** Start of Working data **

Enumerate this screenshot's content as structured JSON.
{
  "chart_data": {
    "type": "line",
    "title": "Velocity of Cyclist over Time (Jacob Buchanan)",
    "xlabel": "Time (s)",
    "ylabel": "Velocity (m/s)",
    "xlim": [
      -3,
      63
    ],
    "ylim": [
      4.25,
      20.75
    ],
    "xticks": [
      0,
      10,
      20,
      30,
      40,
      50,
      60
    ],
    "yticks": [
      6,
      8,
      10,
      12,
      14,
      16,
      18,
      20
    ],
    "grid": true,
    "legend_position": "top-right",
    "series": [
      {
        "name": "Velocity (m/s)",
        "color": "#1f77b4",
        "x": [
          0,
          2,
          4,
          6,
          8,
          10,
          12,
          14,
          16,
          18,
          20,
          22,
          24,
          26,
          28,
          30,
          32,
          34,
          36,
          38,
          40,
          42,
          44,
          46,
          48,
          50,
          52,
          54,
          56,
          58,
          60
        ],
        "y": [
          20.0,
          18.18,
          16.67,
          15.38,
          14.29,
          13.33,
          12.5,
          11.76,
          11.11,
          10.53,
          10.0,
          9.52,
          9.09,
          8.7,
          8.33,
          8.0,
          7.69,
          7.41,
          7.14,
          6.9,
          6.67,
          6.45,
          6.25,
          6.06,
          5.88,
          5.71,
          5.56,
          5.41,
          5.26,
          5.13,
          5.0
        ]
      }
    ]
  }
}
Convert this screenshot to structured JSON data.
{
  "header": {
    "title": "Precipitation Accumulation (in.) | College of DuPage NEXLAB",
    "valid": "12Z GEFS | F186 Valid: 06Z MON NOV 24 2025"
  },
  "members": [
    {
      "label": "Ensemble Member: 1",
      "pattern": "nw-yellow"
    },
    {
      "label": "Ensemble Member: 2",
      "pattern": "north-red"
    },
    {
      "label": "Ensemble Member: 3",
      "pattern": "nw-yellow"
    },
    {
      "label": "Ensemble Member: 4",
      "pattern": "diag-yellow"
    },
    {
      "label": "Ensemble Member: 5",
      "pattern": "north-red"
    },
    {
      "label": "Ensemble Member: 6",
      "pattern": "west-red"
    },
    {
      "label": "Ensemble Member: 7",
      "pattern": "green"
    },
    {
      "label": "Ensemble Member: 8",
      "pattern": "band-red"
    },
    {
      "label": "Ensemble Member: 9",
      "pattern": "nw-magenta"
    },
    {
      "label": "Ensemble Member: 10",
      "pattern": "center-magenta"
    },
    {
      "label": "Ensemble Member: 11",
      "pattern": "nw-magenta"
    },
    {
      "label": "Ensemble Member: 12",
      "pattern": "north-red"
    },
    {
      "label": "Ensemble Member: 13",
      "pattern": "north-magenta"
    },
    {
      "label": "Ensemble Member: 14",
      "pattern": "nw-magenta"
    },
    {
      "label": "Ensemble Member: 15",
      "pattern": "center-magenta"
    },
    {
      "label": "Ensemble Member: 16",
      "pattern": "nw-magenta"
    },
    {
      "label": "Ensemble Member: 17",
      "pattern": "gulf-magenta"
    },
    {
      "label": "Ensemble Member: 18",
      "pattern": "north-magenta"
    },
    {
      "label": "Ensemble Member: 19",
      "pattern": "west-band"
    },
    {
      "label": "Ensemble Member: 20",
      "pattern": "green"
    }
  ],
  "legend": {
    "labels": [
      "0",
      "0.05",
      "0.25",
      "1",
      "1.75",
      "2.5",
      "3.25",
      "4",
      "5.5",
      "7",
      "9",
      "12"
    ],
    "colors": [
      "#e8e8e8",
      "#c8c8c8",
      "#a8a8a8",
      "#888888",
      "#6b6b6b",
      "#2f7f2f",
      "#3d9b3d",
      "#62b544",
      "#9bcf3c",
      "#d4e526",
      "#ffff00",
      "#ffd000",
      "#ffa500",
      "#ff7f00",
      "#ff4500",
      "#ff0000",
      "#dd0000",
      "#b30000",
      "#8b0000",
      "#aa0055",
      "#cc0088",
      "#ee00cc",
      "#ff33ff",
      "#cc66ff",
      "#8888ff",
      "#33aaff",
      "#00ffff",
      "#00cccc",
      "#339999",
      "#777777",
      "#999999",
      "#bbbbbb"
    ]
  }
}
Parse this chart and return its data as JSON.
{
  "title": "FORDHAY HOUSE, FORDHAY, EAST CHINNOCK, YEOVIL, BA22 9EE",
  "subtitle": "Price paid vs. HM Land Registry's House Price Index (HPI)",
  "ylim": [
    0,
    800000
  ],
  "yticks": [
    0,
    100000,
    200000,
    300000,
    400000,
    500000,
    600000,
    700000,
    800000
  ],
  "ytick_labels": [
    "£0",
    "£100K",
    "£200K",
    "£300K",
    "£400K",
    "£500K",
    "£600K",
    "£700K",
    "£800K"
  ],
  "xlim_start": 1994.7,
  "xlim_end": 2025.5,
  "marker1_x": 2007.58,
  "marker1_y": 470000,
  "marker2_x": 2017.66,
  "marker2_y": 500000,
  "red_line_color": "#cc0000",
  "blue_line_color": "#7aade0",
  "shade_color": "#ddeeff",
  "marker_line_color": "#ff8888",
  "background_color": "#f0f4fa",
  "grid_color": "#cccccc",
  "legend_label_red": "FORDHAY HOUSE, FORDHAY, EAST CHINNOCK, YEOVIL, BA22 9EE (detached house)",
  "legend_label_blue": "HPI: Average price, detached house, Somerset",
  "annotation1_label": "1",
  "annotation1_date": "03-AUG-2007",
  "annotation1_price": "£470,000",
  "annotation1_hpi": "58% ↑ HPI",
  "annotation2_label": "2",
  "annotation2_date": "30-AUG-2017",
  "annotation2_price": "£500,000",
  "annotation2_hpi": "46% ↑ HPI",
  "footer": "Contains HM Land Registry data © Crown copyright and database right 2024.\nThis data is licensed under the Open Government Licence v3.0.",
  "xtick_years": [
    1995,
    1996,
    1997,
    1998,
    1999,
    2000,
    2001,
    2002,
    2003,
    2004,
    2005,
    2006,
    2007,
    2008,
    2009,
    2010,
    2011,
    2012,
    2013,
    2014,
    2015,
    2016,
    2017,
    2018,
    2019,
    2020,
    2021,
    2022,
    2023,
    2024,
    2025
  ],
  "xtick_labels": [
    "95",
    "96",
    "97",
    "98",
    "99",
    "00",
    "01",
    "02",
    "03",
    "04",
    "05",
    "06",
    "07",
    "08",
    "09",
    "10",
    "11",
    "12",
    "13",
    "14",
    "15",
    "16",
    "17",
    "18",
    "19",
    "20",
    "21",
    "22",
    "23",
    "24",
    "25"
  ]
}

** End of Working data **

> [To be done] List all lines from the entries that include the word "Registry".

> [Expected answer]
  "subtitle": "Price paid vs. HM Land Registry's House Price Index (HPI)",
  "footer": "Contains HM Land Registry data © Crown copyright and database right 2024.\nThis data is licensed under the Open Government Licence v3.0.",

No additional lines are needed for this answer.